**Instructions to follow**: Gather all lines in the entries below that include the word "Seht".

═══ Task inputs

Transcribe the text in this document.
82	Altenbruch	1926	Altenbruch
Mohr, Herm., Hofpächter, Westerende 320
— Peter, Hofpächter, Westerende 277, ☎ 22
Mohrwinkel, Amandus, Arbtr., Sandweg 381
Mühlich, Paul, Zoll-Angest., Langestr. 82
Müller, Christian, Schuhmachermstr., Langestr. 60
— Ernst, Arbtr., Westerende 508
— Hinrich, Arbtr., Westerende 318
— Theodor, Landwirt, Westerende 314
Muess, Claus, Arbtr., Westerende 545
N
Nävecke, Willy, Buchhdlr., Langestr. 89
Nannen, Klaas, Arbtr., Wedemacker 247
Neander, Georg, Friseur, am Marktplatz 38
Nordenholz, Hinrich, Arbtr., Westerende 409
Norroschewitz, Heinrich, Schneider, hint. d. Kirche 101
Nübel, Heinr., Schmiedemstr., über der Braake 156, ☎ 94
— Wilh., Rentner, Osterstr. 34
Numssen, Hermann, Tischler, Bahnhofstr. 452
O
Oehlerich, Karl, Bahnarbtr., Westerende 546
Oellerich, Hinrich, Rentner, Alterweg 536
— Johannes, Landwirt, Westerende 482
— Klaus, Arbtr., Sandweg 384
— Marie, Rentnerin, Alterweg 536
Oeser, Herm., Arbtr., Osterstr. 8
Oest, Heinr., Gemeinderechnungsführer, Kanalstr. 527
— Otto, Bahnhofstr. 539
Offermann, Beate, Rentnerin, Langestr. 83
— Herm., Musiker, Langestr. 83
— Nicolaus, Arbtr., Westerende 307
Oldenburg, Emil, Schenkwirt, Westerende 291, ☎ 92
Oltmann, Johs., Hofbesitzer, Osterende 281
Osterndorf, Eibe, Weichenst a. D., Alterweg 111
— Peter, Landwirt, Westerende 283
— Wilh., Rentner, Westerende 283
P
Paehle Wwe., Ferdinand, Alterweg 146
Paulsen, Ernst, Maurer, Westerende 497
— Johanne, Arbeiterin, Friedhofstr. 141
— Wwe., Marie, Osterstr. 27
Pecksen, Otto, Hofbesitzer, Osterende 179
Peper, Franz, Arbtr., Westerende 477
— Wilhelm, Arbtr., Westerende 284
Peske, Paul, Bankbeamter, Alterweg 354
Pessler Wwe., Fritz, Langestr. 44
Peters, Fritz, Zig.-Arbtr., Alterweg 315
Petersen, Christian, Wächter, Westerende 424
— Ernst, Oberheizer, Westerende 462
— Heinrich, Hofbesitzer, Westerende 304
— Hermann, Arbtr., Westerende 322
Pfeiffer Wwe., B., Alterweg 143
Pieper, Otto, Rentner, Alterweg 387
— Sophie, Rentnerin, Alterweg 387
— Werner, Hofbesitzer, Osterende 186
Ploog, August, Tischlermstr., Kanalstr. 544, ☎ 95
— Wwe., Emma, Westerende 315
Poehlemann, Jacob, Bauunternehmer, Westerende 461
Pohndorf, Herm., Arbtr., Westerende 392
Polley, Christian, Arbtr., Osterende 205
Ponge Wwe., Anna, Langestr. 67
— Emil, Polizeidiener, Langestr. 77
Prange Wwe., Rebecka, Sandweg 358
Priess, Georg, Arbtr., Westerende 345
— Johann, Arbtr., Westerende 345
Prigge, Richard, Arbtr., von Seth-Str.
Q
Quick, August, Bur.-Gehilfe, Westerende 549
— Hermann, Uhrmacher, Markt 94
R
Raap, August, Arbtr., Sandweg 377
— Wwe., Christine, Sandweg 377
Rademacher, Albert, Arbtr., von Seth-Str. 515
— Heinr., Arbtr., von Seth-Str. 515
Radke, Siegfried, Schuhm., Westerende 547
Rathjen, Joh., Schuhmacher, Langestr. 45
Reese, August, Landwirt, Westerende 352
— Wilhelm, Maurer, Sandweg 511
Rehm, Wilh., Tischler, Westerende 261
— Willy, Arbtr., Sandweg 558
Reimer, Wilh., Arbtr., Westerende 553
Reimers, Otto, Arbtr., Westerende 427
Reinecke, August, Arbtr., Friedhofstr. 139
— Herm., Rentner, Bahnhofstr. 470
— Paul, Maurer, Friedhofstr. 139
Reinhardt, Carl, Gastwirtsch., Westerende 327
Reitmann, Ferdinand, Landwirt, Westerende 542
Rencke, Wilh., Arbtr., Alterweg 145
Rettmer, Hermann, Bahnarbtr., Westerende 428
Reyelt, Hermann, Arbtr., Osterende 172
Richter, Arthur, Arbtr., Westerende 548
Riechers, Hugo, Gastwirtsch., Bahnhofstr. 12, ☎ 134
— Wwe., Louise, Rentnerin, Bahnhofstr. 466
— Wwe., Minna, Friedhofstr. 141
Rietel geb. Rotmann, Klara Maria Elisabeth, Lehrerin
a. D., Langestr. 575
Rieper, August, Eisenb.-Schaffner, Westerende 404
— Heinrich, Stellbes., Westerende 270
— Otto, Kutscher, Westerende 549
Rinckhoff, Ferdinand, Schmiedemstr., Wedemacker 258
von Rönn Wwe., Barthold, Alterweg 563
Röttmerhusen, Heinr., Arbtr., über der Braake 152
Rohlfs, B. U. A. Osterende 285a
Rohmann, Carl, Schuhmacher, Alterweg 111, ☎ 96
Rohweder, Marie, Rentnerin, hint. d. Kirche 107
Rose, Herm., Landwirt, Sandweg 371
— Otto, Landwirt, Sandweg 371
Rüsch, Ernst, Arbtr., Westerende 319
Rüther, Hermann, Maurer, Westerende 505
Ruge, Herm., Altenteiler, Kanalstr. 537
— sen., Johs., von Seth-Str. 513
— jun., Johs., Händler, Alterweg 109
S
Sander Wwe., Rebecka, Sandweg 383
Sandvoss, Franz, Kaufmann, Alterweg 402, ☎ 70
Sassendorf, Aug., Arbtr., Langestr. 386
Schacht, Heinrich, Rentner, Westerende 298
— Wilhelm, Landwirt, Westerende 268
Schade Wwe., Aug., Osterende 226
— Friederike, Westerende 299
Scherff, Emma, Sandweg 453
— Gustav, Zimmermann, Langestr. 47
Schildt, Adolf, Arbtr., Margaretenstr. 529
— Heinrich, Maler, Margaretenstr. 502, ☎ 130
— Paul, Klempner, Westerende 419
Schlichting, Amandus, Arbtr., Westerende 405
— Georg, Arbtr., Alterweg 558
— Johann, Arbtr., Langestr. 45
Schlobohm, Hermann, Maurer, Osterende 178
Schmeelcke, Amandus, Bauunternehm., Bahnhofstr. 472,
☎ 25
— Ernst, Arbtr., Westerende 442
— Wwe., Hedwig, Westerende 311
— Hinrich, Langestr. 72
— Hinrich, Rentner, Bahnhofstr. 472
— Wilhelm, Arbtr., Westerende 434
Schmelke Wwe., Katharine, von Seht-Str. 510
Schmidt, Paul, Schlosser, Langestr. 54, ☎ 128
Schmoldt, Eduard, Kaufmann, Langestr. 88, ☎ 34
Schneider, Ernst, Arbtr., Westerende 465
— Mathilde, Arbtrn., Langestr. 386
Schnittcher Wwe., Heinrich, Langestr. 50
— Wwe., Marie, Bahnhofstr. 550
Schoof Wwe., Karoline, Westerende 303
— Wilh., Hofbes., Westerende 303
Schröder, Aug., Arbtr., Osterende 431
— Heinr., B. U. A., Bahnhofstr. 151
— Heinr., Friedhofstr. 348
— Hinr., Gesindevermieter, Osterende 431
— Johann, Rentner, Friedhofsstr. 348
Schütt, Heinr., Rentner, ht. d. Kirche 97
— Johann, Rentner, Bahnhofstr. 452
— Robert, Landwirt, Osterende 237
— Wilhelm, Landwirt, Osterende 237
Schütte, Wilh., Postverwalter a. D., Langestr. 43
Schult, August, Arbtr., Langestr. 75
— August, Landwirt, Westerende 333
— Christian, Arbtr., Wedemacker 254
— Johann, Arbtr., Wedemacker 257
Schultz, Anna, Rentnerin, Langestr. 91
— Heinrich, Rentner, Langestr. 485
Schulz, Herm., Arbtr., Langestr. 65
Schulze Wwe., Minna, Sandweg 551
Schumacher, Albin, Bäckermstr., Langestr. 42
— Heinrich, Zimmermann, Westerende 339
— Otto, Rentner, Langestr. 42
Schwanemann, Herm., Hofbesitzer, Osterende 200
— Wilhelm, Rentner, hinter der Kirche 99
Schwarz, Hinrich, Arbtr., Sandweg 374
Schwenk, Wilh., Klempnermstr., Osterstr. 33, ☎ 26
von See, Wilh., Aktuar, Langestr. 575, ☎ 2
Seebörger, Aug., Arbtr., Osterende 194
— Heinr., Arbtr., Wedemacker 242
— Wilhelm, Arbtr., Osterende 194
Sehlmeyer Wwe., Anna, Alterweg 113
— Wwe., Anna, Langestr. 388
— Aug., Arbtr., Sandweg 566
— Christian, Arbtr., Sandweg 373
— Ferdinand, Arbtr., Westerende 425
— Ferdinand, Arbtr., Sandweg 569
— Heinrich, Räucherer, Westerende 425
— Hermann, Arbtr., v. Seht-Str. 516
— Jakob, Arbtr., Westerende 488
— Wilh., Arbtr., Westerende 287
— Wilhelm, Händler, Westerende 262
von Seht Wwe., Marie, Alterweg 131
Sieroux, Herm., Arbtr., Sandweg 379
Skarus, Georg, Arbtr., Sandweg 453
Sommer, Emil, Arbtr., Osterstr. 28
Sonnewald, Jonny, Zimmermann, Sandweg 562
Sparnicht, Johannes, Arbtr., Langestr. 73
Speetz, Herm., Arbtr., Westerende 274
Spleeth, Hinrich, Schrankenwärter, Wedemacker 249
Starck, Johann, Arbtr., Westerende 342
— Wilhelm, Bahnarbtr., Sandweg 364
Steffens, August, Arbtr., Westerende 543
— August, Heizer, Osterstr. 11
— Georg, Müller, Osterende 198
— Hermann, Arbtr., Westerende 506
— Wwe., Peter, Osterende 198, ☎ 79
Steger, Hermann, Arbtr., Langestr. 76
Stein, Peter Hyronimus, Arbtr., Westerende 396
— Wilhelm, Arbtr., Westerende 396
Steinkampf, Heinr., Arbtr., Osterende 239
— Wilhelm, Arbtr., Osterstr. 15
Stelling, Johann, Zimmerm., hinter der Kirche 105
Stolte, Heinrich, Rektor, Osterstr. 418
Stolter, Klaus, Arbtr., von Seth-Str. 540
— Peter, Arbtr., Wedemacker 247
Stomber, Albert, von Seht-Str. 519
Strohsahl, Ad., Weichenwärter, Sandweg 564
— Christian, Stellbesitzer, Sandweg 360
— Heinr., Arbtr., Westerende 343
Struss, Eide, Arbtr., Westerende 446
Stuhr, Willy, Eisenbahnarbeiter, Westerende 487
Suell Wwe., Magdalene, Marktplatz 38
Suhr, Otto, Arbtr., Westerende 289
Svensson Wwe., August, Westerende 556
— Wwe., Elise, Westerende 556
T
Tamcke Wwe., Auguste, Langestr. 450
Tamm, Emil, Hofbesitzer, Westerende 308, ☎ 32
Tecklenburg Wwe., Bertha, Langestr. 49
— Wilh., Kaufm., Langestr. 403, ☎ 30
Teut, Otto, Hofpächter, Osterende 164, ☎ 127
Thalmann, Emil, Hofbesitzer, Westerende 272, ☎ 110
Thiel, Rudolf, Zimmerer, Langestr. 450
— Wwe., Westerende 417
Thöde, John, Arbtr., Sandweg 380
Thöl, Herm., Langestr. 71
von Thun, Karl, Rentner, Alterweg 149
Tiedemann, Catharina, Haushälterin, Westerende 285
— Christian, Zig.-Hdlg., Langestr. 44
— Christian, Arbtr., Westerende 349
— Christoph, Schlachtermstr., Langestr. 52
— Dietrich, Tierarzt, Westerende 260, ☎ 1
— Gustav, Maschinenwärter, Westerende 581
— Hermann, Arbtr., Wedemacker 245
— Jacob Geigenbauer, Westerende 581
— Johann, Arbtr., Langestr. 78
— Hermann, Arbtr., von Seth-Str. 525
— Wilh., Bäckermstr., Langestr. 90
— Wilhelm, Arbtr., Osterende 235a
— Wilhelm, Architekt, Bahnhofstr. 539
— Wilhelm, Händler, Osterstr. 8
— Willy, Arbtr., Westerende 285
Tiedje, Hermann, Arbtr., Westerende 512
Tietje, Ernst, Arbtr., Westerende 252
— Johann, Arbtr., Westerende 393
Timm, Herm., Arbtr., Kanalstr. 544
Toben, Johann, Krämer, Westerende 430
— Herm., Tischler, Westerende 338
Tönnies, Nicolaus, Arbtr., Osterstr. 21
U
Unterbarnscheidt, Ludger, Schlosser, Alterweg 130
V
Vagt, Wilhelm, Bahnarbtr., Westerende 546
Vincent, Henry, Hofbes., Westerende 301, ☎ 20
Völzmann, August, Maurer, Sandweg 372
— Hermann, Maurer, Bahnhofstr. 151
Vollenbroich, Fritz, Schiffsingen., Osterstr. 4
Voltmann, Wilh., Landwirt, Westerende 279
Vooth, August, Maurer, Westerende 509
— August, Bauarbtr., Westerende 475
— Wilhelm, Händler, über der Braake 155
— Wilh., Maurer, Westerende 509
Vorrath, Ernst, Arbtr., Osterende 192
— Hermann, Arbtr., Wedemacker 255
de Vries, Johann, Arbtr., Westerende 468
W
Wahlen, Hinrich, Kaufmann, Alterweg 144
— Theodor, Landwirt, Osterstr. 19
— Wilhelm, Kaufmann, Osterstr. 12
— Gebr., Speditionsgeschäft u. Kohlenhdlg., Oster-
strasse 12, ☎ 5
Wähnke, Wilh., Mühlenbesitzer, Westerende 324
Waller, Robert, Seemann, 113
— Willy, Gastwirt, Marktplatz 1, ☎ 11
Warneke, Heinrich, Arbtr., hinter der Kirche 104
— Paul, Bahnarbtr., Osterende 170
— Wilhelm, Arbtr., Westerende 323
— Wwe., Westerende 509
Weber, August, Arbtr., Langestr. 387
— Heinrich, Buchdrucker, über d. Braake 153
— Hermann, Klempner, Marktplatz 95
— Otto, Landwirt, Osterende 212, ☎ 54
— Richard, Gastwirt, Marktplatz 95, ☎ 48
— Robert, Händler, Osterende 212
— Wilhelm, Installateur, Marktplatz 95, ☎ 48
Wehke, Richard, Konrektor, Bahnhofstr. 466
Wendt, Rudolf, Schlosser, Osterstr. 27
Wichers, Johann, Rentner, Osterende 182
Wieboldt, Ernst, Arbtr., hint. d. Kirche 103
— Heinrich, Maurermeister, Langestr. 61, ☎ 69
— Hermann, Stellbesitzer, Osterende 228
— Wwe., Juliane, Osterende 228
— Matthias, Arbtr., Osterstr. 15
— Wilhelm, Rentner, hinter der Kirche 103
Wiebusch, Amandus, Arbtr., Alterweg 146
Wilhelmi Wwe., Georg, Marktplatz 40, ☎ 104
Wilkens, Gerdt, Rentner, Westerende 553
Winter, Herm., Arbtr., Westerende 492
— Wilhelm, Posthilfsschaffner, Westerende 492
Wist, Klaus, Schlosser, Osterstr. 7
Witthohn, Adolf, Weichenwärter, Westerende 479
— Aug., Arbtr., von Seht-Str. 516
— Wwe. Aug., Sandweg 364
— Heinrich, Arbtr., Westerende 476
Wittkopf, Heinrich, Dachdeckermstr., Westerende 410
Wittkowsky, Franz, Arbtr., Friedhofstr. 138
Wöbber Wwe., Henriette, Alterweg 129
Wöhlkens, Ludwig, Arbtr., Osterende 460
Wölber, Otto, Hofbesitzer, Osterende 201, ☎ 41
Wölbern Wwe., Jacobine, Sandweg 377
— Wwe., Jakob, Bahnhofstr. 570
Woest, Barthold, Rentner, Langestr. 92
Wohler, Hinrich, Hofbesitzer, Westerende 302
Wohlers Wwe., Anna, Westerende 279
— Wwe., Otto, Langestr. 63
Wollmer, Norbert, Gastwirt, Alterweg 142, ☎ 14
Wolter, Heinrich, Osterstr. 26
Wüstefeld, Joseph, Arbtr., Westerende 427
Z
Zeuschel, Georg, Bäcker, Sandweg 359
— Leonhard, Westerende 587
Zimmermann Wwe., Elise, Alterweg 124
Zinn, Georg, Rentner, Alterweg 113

══════

**Written solution**:
Schmelke Wwe., Katharine, von Seht-Str. 510
— Hermann, Arbtr., v. Seht-Str. 516
von Seht Wwe., Marie, Alterweg 131
Stomber, Albert, von Seht-Str. 519
— Aug., Arbtr., von Seht-Str. 516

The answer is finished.